## [Detalles del ejercicio]
Por favor, continúa el texto sobre el libro Remedios para el desamor a partir de su última oración.

## [Pasaje mostrado]
####

Entre mis alumnos, gusta especialmente Remedios para el desamor, ¿Todo un síntoma? Síntoma de una realidad abrumadora, que ha llegado a resultarnos inmanejable. ¿Quién podía imaginar, hace unas décadas, la enorme epidemia de parejas rotas que tenemos actualmente? Antes de enviar ese libro a la editorial pedí consejo a Juan Antonio Vallejo-Nágera, que por entonces había publicado Concierto para instrumentos desafinados y estaba en la cresta de la ola. Quedamos para comer y me dijo: “Rojitas, no tienes ninguna gracia con los títulos. Deberías llamarlo Remedios para el desamor”.
¿Se trata de remedios sofisticados? En absoluto. A mi madre le pareció un libro normalito. “Es lo que sabemos desde siempre, has enfatizado lo obvio”, me dijo. Y tenía razón. Lo que sucede es que, cuando se pierde el sentido común y se oscurece lo evidente, no te queda más remedio que recuperarlo, quizá con otras palabras, con otro vestido.
¿Con qué palabras? Bueno, no hay nada nuevo bajo el sol, nada que no se haya dicho, y menos en cuestiones tan cruciales como el amor. Me limité a recordar, con terminología coloquial, poco académica, que las relaciones humanas no se pueden fundar sobre materiales de derribo, y menos las de pareja. Es cierto que la mecha del amor la enciende el sentimiento, pero con el sentimiento, que es voluble, no se llega muy lejos. Hay que ascender el escalón que nos lleva a la voluntad, al compromiso de estar a las duras y a las maduras. Sin esa decisión no hay madurez. Una tercera pata es la inteligencia, y la cuarta sería la dimensión vertical o trascendente. Solo así, y con un trabajo artesanal constante, se consigue un amor sin fecha de caducidad.

####

## [Extracto de datos]
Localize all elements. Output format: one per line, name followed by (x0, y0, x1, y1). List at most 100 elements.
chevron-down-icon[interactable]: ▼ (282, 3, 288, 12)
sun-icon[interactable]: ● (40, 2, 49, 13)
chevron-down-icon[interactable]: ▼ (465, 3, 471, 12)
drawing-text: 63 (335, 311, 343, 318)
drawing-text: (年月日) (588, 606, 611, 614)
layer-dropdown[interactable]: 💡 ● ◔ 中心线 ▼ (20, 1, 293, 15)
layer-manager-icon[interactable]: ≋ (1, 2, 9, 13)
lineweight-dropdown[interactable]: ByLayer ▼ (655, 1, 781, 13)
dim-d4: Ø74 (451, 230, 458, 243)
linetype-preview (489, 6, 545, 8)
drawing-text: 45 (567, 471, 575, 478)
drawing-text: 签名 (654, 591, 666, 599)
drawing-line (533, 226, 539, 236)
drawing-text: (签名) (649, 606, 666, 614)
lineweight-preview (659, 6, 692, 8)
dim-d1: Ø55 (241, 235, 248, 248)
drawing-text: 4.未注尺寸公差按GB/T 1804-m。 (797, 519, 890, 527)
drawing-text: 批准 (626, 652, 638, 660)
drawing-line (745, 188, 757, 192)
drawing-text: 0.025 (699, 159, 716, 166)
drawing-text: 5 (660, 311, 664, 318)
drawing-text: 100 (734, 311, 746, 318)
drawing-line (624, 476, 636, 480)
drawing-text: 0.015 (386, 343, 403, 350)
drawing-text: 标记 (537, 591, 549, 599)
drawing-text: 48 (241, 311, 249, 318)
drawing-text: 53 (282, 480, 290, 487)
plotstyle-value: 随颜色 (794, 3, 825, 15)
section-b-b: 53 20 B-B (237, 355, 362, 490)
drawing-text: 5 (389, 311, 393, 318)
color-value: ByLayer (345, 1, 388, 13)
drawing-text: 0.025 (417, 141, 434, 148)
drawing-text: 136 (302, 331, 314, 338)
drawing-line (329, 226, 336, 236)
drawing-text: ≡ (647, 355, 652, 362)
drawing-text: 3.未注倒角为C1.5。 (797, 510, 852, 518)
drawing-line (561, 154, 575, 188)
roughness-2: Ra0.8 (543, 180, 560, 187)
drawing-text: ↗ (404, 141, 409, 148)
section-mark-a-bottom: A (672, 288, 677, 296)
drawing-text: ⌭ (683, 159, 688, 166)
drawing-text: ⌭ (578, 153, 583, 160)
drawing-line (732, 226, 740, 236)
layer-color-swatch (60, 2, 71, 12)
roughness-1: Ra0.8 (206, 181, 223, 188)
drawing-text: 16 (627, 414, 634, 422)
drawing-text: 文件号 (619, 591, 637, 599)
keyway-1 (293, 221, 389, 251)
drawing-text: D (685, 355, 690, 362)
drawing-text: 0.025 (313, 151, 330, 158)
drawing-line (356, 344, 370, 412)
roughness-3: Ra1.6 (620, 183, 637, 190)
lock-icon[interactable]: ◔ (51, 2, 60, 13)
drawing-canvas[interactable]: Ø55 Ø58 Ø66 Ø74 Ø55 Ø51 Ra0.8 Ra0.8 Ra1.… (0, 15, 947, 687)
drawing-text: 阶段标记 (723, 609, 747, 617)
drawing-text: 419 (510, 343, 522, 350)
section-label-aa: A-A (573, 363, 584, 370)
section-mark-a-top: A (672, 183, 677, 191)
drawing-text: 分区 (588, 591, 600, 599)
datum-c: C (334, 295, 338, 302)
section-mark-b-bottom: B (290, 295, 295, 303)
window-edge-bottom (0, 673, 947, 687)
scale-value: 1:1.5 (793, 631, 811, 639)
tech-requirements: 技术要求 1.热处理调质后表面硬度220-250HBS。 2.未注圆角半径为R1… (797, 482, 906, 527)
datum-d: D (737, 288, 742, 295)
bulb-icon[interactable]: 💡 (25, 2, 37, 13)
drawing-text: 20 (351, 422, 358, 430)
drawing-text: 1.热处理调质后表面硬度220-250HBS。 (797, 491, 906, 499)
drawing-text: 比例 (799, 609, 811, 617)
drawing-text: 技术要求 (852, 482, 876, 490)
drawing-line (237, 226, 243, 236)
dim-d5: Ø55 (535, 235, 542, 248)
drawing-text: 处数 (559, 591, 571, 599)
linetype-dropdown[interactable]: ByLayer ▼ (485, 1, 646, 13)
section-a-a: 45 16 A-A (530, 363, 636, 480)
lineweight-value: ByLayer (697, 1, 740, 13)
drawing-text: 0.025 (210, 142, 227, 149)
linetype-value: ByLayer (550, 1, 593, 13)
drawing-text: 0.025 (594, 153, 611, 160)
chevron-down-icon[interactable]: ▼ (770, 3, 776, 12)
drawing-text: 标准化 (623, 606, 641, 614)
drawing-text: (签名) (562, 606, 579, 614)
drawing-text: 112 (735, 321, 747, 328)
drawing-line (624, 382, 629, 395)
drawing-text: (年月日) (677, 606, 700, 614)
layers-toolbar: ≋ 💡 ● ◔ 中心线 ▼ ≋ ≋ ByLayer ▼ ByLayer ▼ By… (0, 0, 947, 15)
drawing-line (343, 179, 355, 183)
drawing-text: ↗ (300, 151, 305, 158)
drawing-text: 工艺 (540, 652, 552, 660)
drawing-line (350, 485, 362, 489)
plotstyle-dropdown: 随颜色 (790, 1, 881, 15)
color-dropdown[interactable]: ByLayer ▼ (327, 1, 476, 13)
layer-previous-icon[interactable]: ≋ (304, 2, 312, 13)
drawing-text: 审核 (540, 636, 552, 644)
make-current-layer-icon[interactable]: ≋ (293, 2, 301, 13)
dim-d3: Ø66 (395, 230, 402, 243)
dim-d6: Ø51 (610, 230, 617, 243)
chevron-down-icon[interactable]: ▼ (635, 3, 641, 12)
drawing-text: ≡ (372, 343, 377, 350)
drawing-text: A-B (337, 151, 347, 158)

####

## [Espacio de respuesta]
¿No le parece un planteamiento muy exigente? Sin duda, pero se ve recompensado con creces. La estabilidad familiar es un bien de incalculable valor. Bastaría con pensar que un buen padre vale más que cien maestros, y que una buena madre es como una universidad doméstica.
A propósito de la primera pata, ¿no cree que los sentimientos han dado un golpe de estado y se han hecho con las riendas de la conducta humana? En general, hemos sentimentalizado la vida, y eso es un desorden que en algunos casos degenera en trastorno, en patología. Recomiendo a muchos pacientes que sean menos sensibles, menos sentimentales, menos susceptibles. Qué olviden los sinsabores y los agravios. Suelo decir que la persona equilibrada tiene buena salud y mala memoria. Guardar rencor indica falta de madurez, y la capacidad de olvidar se traduce en salud mental.
Ahora mismo, el error de los errores es reducir el amor a sentimiento. Por eso hay tanta gente infeliz. Julián Marías lo explica perfectamente en La felicidad humana
Si usted fuera político, ¿qué reforma emprendería con urgencia? ¡La del lenguaje! En esta época de posverdad y relativismo, es más necesario que nunca llamar a las cosas por su nombre.